=== DOKUMENTABSCHNITT ===

Die Auseinandersetzungen um die Wahlen in Venezuela gehen in die nächste Runde. Nachdem der Nationale Wahlrat (CNE) dem Obersten Gerichtshof zum Wochenbeginn die Auszählungslisten der Präsidentschaftswahlen vom 28. Juli übergeben hatte, will das Gericht von Mittwoch bis Freitag dazu die Kandidaten und Parteienvertreter anhören. Während sich die zuständigen Gremien auch mit dieser Untersuchung um Klärung und Deeskalation bemühen, haben Vertreter der rechten Opposition den Konflikt mit einem Aufruf zur Befehlsverweigerung an das Militär und die Polizei wieder angeheizt. Die Staatsanwaltschaft hat deswegen am Montag strafrechtliche Ermittlungen gegen die Oppositionspolitiker María Corina Machado und Edmundo González eingeleitet.

Die Ankündigung von Generalstaatsanwalt Tarek William Saab folgte auf einen offenen Brief, den González und Machado – offenbar unbeeindruckt von internationalen Aufrufen zu Mäßigung – im Netzwerk X veröffentlicht hatten. In dem Aufruf forderten beide die Sicherheitskräfte auf, sich »an die Seite des Volkes zu stellen« und die »Ergebnisse der Wahl zu respektieren«, die sie angeblich gewonnen haben. Zuvor hatte González sich am Montag zum »gewählten Präsidenten« Venezuelas erklärt, nachdem er die vom CNE veröffentlichten Ergebnisse erneut bestritten hatte. »Wir haben 67 Prozent der Stimmen erhalten, während Nicolás Maduro 30 Prozent bekommen hat. Das ist der Ausdruck des Volkswillens«, sagte er. Machado warnte zugleich vor »schrecklichen Konsequenzen«, falls Maduro im Amt bliebe. »Was auf uns zukommt, ist ein Prozess der Destabilisierung mit enormen und schrecklichen Konsequenzen, nicht nur in bezug auf Menschenleben, sondern auch in bezug auf die Zerstörung im Land selbst und einen Prozess der massiven Migration, der die ganze Region betrifft und destabilisiert«, zitierte das Onlineportal Resumen Latinoamericano aus einem Interview des brasilianischen Fernsehsenders Globo.

Laut Generalstaatsanwalt Saab könnten die Erklärungen von González und Machado verschiedene Straftatbestände erfüllen, darunter die »widerrechtliche Amtsanmaßung« sowie »eine öffentliche Aufforderung an Polizei- und Militärangehörige zur Missachtung der Gesetze«. Derartige Handlungen werden international geahndet. So sieht das deutsche Strafgesetzbuch in Paragraph 89 zum Beispiel bis zu fünf Jahre Haft für entsprechende Aufforderungen an Angehörige der Bundeswehr und öffentliche Sicherheitsorgane vor.

===

=== AUFGABENSTELLUNG ===
Bearbeite den Dokumentabschnitt über die Wahlen in Venezuela: Gib alles von „Die Auseinandersetzungen um“ bis hinunter zu „Edmundo González eingeleitet.“ erneut wieder und setze dabei „Generalstaatsanwaltschaft“ an die Stelle von „Staatsanwaltschaft“.

=== BEREITGESTELLTE DATEN ===

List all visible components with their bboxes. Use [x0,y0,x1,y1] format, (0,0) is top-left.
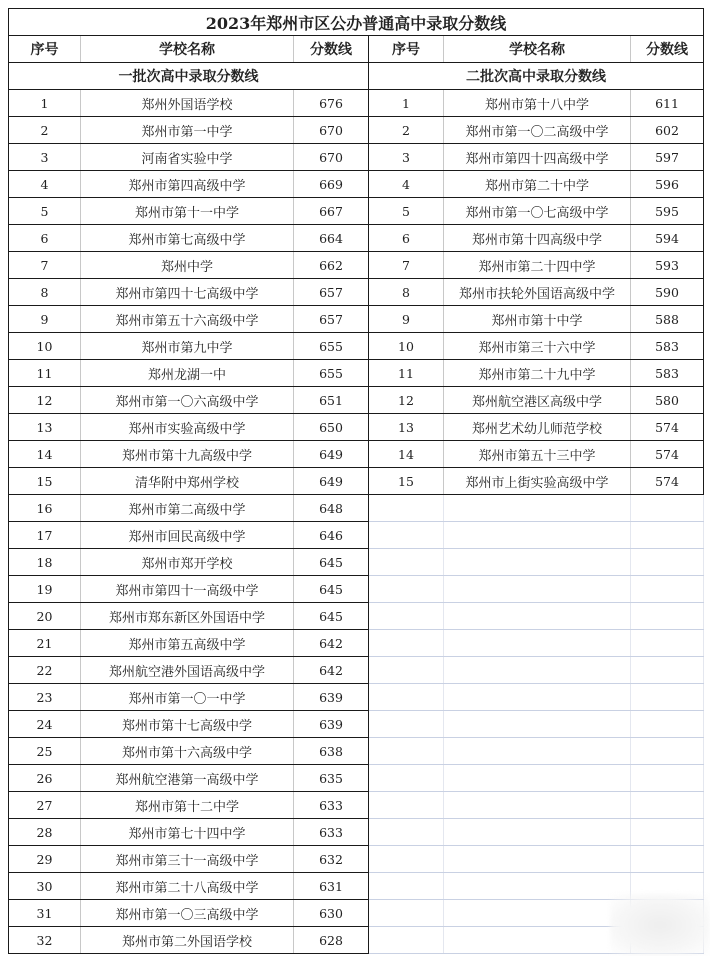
header-school-1[interactable]: 学校名称 [81,36,294,63]
empty-cell[interactable] [631,495,704,522]
second-score-cell[interactable]: 594 [631,225,704,252]
first-seq-cell[interactable]: 9 [9,306,81,333]
first-score-cell[interactable]: 630 [294,900,369,927]
first-score-cell[interactable]: 633 [294,819,369,846]
first-school-cell[interactable]: 郑州市第十九高级中学 [81,441,294,468]
first-score-cell[interactable]: 645 [294,576,369,603]
first-school-cell[interactable]: 郑州龙湖一中 [81,360,294,387]
first-seq-cell[interactable]: 24 [9,711,81,738]
table-row [9,117,704,144]
empty-cell[interactable] [369,576,444,603]
group-second-batch[interactable]: 二批次高中录取分数线 [369,63,704,90]
empty-cell[interactable] [369,603,444,630]
second-school-cell[interactable]: 郑州市第三十六中学 [444,333,631,360]
empty-cell[interactable] [369,927,444,954]
table-row [9,738,704,765]
first-school-cell[interactable]: 郑州市第二十八高级中学 [81,873,294,900]
header-row [9,36,704,63]
empty-cell[interactable] [631,603,704,630]
empty-cell[interactable] [631,630,704,657]
first-score-cell[interactable]: 651 [294,387,369,414]
first-score-cell[interactable]: 657 [294,279,369,306]
table-row [9,576,704,603]
second-score-cell[interactable]: 574 [631,414,704,441]
table-row [9,171,704,198]
header-seq-1[interactable]: 序号 [9,36,81,63]
first-seq-cell[interactable]: 12 [9,387,81,414]
first-school-cell[interactable]: 郑州市第一〇六高级中学 [81,387,294,414]
first-score-cell[interactable]: 667 [294,198,369,225]
empty-cell[interactable] [444,738,631,765]
empty-cell[interactable] [369,846,444,873]
empty-cell[interactable] [631,792,704,819]
second-seq-cell[interactable]: 13 [369,414,444,441]
first-school-cell[interactable]: 郑州航空港第一高级中学 [81,765,294,792]
table-row [9,387,704,414]
second-seq-cell[interactable]: 6 [369,225,444,252]
second-school-cell[interactable]: 郑州市上街实验高级中学 [444,468,631,495]
first-school-cell[interactable]: 郑州市第四十一高级中学 [81,576,294,603]
empty-cell[interactable] [369,738,444,765]
first-seq-cell[interactable]: 13 [9,414,81,441]
empty-cell[interactable] [444,819,631,846]
first-school-cell[interactable]: 郑州市第七高级中学 [81,225,294,252]
first-seq-cell[interactable]: 27 [9,792,81,819]
empty-cell[interactable] [444,927,631,954]
empty-cell[interactable] [444,711,631,738]
first-seq-cell[interactable]: 3 [9,144,81,171]
empty-cell[interactable] [369,684,444,711]
first-school-cell[interactable]: 郑州市第九中学 [81,333,294,360]
first-score-cell[interactable]: 628 [294,927,369,954]
empty-cell[interactable] [631,711,704,738]
first-seq-cell[interactable]: 22 [9,657,81,684]
empty-cell[interactable] [444,765,631,792]
second-score-cell[interactable]: 590 [631,279,704,306]
table-row [9,468,704,495]
second-school-cell[interactable]: 郑州艺术幼儿师范学校 [444,414,631,441]
empty-cell[interactable] [369,657,444,684]
first-score-cell[interactable]: 670 [294,144,369,171]
first-school-cell[interactable]: 郑州市第二高级中学 [81,495,294,522]
table-row [9,711,704,738]
second-school-cell[interactable]: 郑州市第一〇二高级中学 [444,117,631,144]
first-school-cell[interactable]: 郑州市第五十六高级中学 [81,306,294,333]
table-row [9,198,704,225]
group-first-batch[interactable]: 一批次高中录取分数线 [9,63,369,90]
second-score-cell[interactable]: 583 [631,333,704,360]
empty-cell[interactable] [444,630,631,657]
second-score-cell[interactable]: 595 [631,198,704,225]
empty-cell[interactable] [369,630,444,657]
second-school-cell[interactable]: 郑州市第一〇七高级中学 [444,198,631,225]
first-seq-cell[interactable]: 4 [9,171,81,198]
first-school-cell[interactable]: 郑州航空港外国语高级中学 [81,657,294,684]
first-score-cell[interactable]: 649 [294,468,369,495]
second-seq-cell[interactable]: 15 [369,468,444,495]
first-score-cell[interactable]: 662 [294,252,369,279]
empty-cell[interactable] [444,549,631,576]
first-score-cell[interactable]: 631 [294,873,369,900]
empty-cell[interactable] [631,765,704,792]
first-score-cell[interactable]: 638 [294,738,369,765]
second-score-cell[interactable]: 583 [631,360,704,387]
first-seq-cell[interactable]: 32 [9,927,81,954]
second-seq-cell[interactable]: 2 [369,117,444,144]
second-school-cell[interactable]: 郑州市扶轮外国语高级中学 [444,279,631,306]
empty-cell[interactable] [444,657,631,684]
first-school-cell[interactable]: 郑州市郑开学校 [81,549,294,576]
first-school-cell[interactable]: 郑州市第七十四中学 [81,819,294,846]
empty-cell[interactable] [369,873,444,900]
empty-cell[interactable] [369,549,444,576]
empty-cell[interactable] [444,846,631,873]
empty-cell[interactable] [631,819,704,846]
second-seq-cell[interactable]: 11 [369,360,444,387]
first-seq-cell[interactable]: 16 [9,495,81,522]
first-seq-cell[interactable]: 7 [9,252,81,279]
second-seq-cell[interactable]: 12 [369,387,444,414]
empty-cell[interactable] [631,576,704,603]
score-sheet [8,8,703,954]
first-seq-cell[interactable]: 2 [9,117,81,144]
table-row [9,441,704,468]
group-row [9,63,704,90]
empty-cell[interactable] [369,819,444,846]
second-score-cell[interactable]: 602 [631,117,704,144]
empty-cell[interactable] [444,684,631,711]
empty-cell[interactable] [444,522,631,549]
empty-cell[interactable] [369,522,444,549]
first-seq-cell[interactable]: 19 [9,576,81,603]
empty-cell[interactable] [369,711,444,738]
second-score-cell[interactable]: 580 [631,387,704,414]
table-row [9,144,704,171]
first-seq-cell[interactable]: 30 [9,873,81,900]
empty-cell[interactable] [444,900,631,927]
second-seq-cell[interactable]: 9 [369,306,444,333]
empty-cell[interactable] [369,900,444,927]
table-row [9,522,704,549]
first-score-cell[interactable]: 657 [294,306,369,333]
second-school-cell[interactable]: 郑州市第十八中学 [444,90,631,117]
table-row [9,657,704,684]
empty-cell[interactable] [369,792,444,819]
first-seq-cell[interactable]: 26 [9,765,81,792]
table-row [9,927,704,954]
first-school-cell[interactable]: 清华附中郑州学校 [81,468,294,495]
second-seq-cell[interactable]: 10 [369,333,444,360]
first-score-cell[interactable]: 633 [294,792,369,819]
first-score-cell[interactable]: 655 [294,333,369,360]
first-seq-cell[interactable]: 15 [9,468,81,495]
table-row [9,684,704,711]
table-title[interactable]: 2023年郑州市区公办普通高中录取分数线 [9,9,704,36]
second-school-cell[interactable]: 郑州市第二十中学 [444,171,631,198]
second-seq-cell[interactable]: 8 [369,279,444,306]
first-score-cell[interactable]: 642 [294,630,369,657]
table-row [9,279,704,306]
first-seq-cell[interactable]: 10 [9,333,81,360]
first-score-cell[interactable]: 639 [294,711,369,738]
title-row [9,9,704,36]
first-score-cell[interactable]: 664 [294,225,369,252]
second-school-cell[interactable]: 郑州航空港区高级中学 [444,387,631,414]
first-seq-cell[interactable]: 18 [9,549,81,576]
second-seq-cell[interactable]: 1 [369,90,444,117]
first-seq-cell[interactable]: 5 [9,198,81,225]
table-row [9,252,704,279]
first-seq-cell[interactable]: 1 [9,90,81,117]
header-seq-2[interactable]: 序号 [369,36,444,63]
table-row [9,900,704,927]
header-score-2[interactable]: 分数线 [631,36,704,63]
empty-cell[interactable] [444,603,631,630]
first-seq-cell[interactable]: 31 [9,900,81,927]
second-school-cell[interactable]: 郑州市第二十四中学 [444,252,631,279]
first-seq-cell[interactable]: 11 [9,360,81,387]
first-score-cell[interactable]: 642 [294,657,369,684]
table-row [9,90,704,117]
second-score-cell[interactable]: 611 [631,90,704,117]
empty-cell[interactable] [444,873,631,900]
table-row [9,765,704,792]
first-seq-cell[interactable]: 17 [9,522,81,549]
second-score-cell[interactable]: 574 [631,441,704,468]
first-seq-cell[interactable]: 23 [9,684,81,711]
table-row [9,819,704,846]
first-score-cell[interactable]: 650 [294,414,369,441]
second-school-cell[interactable]: 郑州市第五十三中学 [444,441,631,468]
table-row [9,360,704,387]
second-school-cell[interactable]: 郑州市第十中学 [444,306,631,333]
header-score-1[interactable]: 分数线 [294,36,369,63]
empty-cell[interactable] [631,846,704,873]
admission-score-table [8,8,704,954]
first-score-cell[interactable]: 639 [294,684,369,711]
first-school-cell[interactable]: 河南省实验中学 [81,144,294,171]
table-row [9,873,704,900]
second-school-cell[interactable]: 郑州市第十四高级中学 [444,225,631,252]
first-school-cell[interactable]: 郑州市第五高级中学 [81,630,294,657]
first-school-cell[interactable]: 郑州市第二外国语学校 [81,927,294,954]
table-row [9,630,704,657]
first-school-cell[interactable]: 郑州市第三十一高级中学 [81,846,294,873]
table-row [9,495,704,522]
empty-cell[interactable] [631,738,704,765]
second-score-cell[interactable]: 593 [631,252,704,279]
first-score-cell[interactable]: 669 [294,171,369,198]
empty-cell[interactable] [369,495,444,522]
first-seq-cell[interactable]: 8 [9,279,81,306]
second-score-cell[interactable]: 574 [631,468,704,495]
empty-cell[interactable] [631,522,704,549]
first-score-cell[interactable]: 670 [294,117,369,144]
first-score-cell[interactable]: 635 [294,765,369,792]
first-school-cell[interactable]: 郑州市第十七高级中学 [81,711,294,738]
first-school-cell[interactable]: 郑州市第一中学 [81,117,294,144]
second-seq-cell[interactable]: 4 [369,171,444,198]
second-score-cell[interactable]: 588 [631,306,704,333]
watermark-blur [610,894,710,956]
second-seq-cell[interactable]: 7 [369,252,444,279]
first-seq-cell[interactable]: 20 [9,603,81,630]
second-score-cell[interactable]: 597 [631,144,704,171]
first-school-cell[interactable]: 郑州市第四高级中学 [81,171,294,198]
empty-cell[interactable] [444,576,631,603]
first-score-cell[interactable]: 632 [294,846,369,873]
first-school-cell[interactable]: 郑州市实验高级中学 [81,414,294,441]
first-score-cell[interactable]: 645 [294,603,369,630]
first-school-cell[interactable]: 郑州市第一〇三高级中学 [81,900,294,927]
first-seq-cell[interactable]: 14 [9,441,81,468]
empty-cell[interactable] [444,495,631,522]
table-row [9,792,704,819]
first-score-cell[interactable]: 648 [294,495,369,522]
first-seq-cell[interactable]: 6 [9,225,81,252]
second-seq-cell[interactable]: 14 [369,441,444,468]
table-row [9,549,704,576]
first-school-cell[interactable]: 郑州市第十二中学 [81,792,294,819]
first-school-cell[interactable]: 郑州市第四十七高级中学 [81,279,294,306]
table-row [9,846,704,873]
first-school-cell[interactable]: 郑州市第一〇一中学 [81,684,294,711]
first-score-cell[interactable]: 646 [294,522,369,549]
first-school-cell[interactable]: 郑州市第十一中学 [81,198,294,225]
first-school-cell[interactable]: 郑州外国语学校 [81,90,294,117]
first-school-cell[interactable]: 郑州市回民高级中学 [81,522,294,549]
empty-cell[interactable] [369,765,444,792]
first-score-cell[interactable]: 655 [294,360,369,387]
second-school-cell[interactable]: 郑州市第四十四高级中学 [444,144,631,171]
table-row [9,225,704,252]
first-seq-cell[interactable]: 29 [9,846,81,873]
empty-cell[interactable] [631,549,704,576]
first-school-cell[interactable]: 郑州市郑东新区外国语中学 [81,603,294,630]
first-score-cell[interactable]: 649 [294,441,369,468]
first-seq-cell[interactable]: 25 [9,738,81,765]
table-row [9,414,704,441]
first-school-cell[interactable]: 郑州市第十六高级中学 [81,738,294,765]
empty-cell[interactable] [444,792,631,819]
first-seq-cell[interactable]: 28 [9,819,81,846]
second-score-cell[interactable]: 596 [631,171,704,198]
table-row [9,603,704,630]
second-school-cell[interactable]: 郑州市第二十九中学 [444,360,631,387]
first-seq-cell[interactable]: 21 [9,630,81,657]
table-row [9,306,704,333]
first-score-cell[interactable]: 676 [294,90,369,117]
second-seq-cell[interactable]: 3 [369,144,444,171]
empty-cell[interactable] [631,657,704,684]
first-score-cell[interactable]: 645 [294,549,369,576]
second-seq-cell[interactable]: 5 [369,198,444,225]
first-school-cell[interactable]: 郑州中学 [81,252,294,279]
empty-cell[interactable] [631,684,704,711]
header-school-2[interactable]: 学校名称 [444,36,631,63]
table-row [9,333,704,360]
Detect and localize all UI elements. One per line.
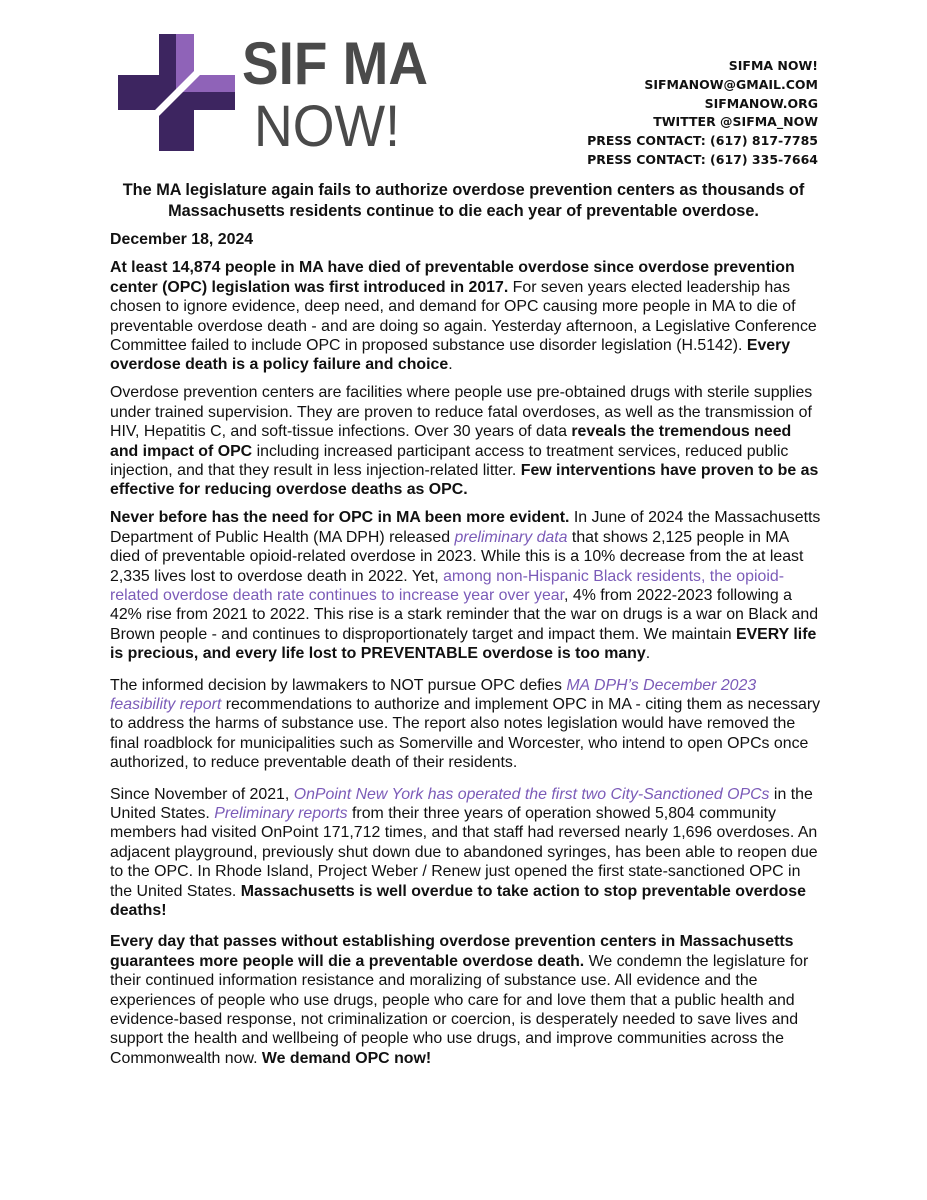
p2-bold: reveals the tremendous need and impact of OPC [110, 423, 792, 460]
paragraph-5 [110, 785, 822, 921]
paragraph-6 [110, 932, 822, 1068]
p3-text-2: that shows 2,125 people in MA died of preventable opioid-related overdose in 2023. While this is a 10% decrease from the at least 2,335 lives lost to overdose death in 2022. Yet, [110, 528, 804, 585]
p2-text: Overdose prevention centers are facilities where people use pre-obtained drugs with sterile supplies under trained supervision. They are proven to reduce fatal overdoses, as well as the transmission of HIV, Hepatitis C, and soft-tissue infections. Over 30 years of data [110, 384, 813, 441]
press-release-body [110, 230, 822, 1077]
contact-email[interactable]: SIFMANOW@GMAIL.COM [644, 76, 818, 92]
logo-line1: SIF MA [242, 34, 428, 97]
paragraph-4 [110, 676, 822, 773]
p1-end: . [448, 356, 453, 374]
paragraph-3 [110, 508, 822, 663]
black-residents-link[interactable]: among non-Hispanic Black residents, the opioid-related overdose death rate continues to increase year over year [110, 567, 785, 604]
p5-text-2: in the United States. [110, 785, 813, 822]
p6-bold-lead: Every day that passes without establishing overdose prevention centers in Massachusetts guarantees more people will die a preventable overdose death. [110, 933, 794, 970]
p2-text-2: including increased participant access to treatment services, reduced public injection, and that they result in less injection-related litter. [110, 442, 789, 479]
p1-bold-lead: At least 14,874 people in MA have died of preventable overdose since overdose prevention center (OPC) legislation was first introduced in 2017. [110, 259, 795, 296]
p5-bold-close: Massachusetts is well overdue to take action to stop preventable overdose deaths! [110, 882, 806, 919]
p4-text: The informed decision by lawmakers to NOT pursue OPC defies [110, 676, 567, 694]
p3-text: In June of 2024 the Massachusetts Department of Public Health (MA DPH) released [110, 509, 821, 546]
contact-twitter[interactable]: TWITTER @SIFMA_NOW [653, 114, 818, 130]
p3-bold-close: EVERY life is precious, and every life lost to PREVENTABLE overdose is too many [110, 625, 817, 663]
p5-text-3: from their three years of operation showed 5,804 community members had visited OnPoint 171,712 times, and that staff had reversed nearly 1,696 overdoses. An adjacent playground, previously shut down due to abandoned syringes, has been able to reopen due to the OPC. In Rhode Island, Project Weber / Renew just opened the first state-sanctioned OPC in the United States. [110, 804, 818, 900]
press-contact-1: PRESS CONTACT: (617) 817-7785 [587, 133, 818, 149]
p3-text-3: , 4% from 2022-2023 following a 42% rise from 2021 to 2022. This rise is a stark reminder that the war on drugs is a war on Black and Brown people - and continues to disproportionately target and impact them. We maintain [110, 586, 819, 643]
release-date: December 18, 2024 [110, 231, 254, 248]
p5-text: Since November of 2021, [110, 785, 294, 803]
medical-cross-icon [118, 34, 235, 151]
p3-bold-lead: Never before has the need for OPC in MA been more evident. [110, 509, 570, 527]
p4-text-2: recommendations to authorize and implement OPC in MA - citing them as necessary to address the harms of substance use. The report also notes legislation would have removed the final roadblock for municipalities such as Somerville and Worcester, who intend to open OPCs once authorized, to reduce preventable death of their residents. [110, 695, 821, 772]
p6-bold-close: We demand OPC now! [261, 1049, 432, 1067]
onpoint-link[interactable]: OnPoint New York has operated the first two City-Sanctioned OPCs [293, 785, 770, 803]
p2-bold-close: Few interventions have proven to be as effective for reducing overdose deaths as OPC. [110, 461, 819, 499]
logo-line2: NOW! [254, 94, 400, 152]
p1-bold-close: Every overdose death is a policy failure and choice [110, 337, 791, 374]
contact-org: SIFMA NOW! [728, 58, 818, 73]
preliminary-data-link[interactable]: preliminary data [454, 528, 568, 546]
p3-end: . [645, 645, 651, 663]
sifma-now-logo [118, 34, 430, 152]
p1-text: For seven years elected leadership has chosen to ignore evidence, deep need, and demand for OPC causing more people in MA to die of preventable overdose death - and are doing so again. Yesterday afternoon, a Legislative Conference Committee failed to include OPC in proposed substance use disorder legislation (H.5142). [110, 278, 817, 355]
press-contact-2: PRESS CONTACT: (617) 335-7664 [587, 151, 818, 167]
contact-website[interactable]: SIFMANOW.ORG [704, 95, 818, 111]
paragraph-2 [110, 383, 822, 499]
preliminary-reports-link[interactable]: Preliminary reports [214, 804, 348, 822]
paragraph-1 [110, 258, 822, 374]
contact-block [587, 57, 818, 170]
p6-text: We condemn the legislature for their continued information resistance and moralizing of substance use. All evidence and the experiences of people who use drugs, people who care for and love them that a public health and evidence-based response, not criminalization or coercion, is desperately needed to save lives and support the health and wellbeing of people who use drugs, and improve communities across the Commonwealth now. [110, 952, 809, 1067]
feasibility-report-link[interactable]: MA DPH’s December 2023 feasibility report [110, 676, 757, 713]
headline: The MA legislature again fails to authorize overdose prevention centers as thousands of Massachusetts residents continue to die each year of preventable overdose. [122, 181, 805, 220]
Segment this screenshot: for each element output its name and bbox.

===

=== LÖSUNG ===
Die Auseinandersetzungen um die Wahlen in Venezuela gehen in die nächste Runde. Nachdem der Nationale Wahlrat (CNE) dem Obersten Gerichtshof zum Wochenbeginn die Auszählungslisten der Präsidentschaftswahlen vom 28. Juli übergeben hatte, will das Gericht von Mittwoch bis Freitag dazu die Kandidaten und Parteienvertreter anhören. Während sich die zuständigen Gremien auch mit dieser Untersuchung um Klärung und Deeskalation bemühen, haben Vertreter der rechten Opposition den Konflikt mit einem Aufruf zur Befehlsverweigerung an das Militär und die Polizei wieder angeheizt. Die Generalstaatsanwaltschaft hat deswegen am Montag strafrechtliche Ermittlungen gegen die Oppositionspolitiker María Corina Machado und Edmundo González eingeleitet.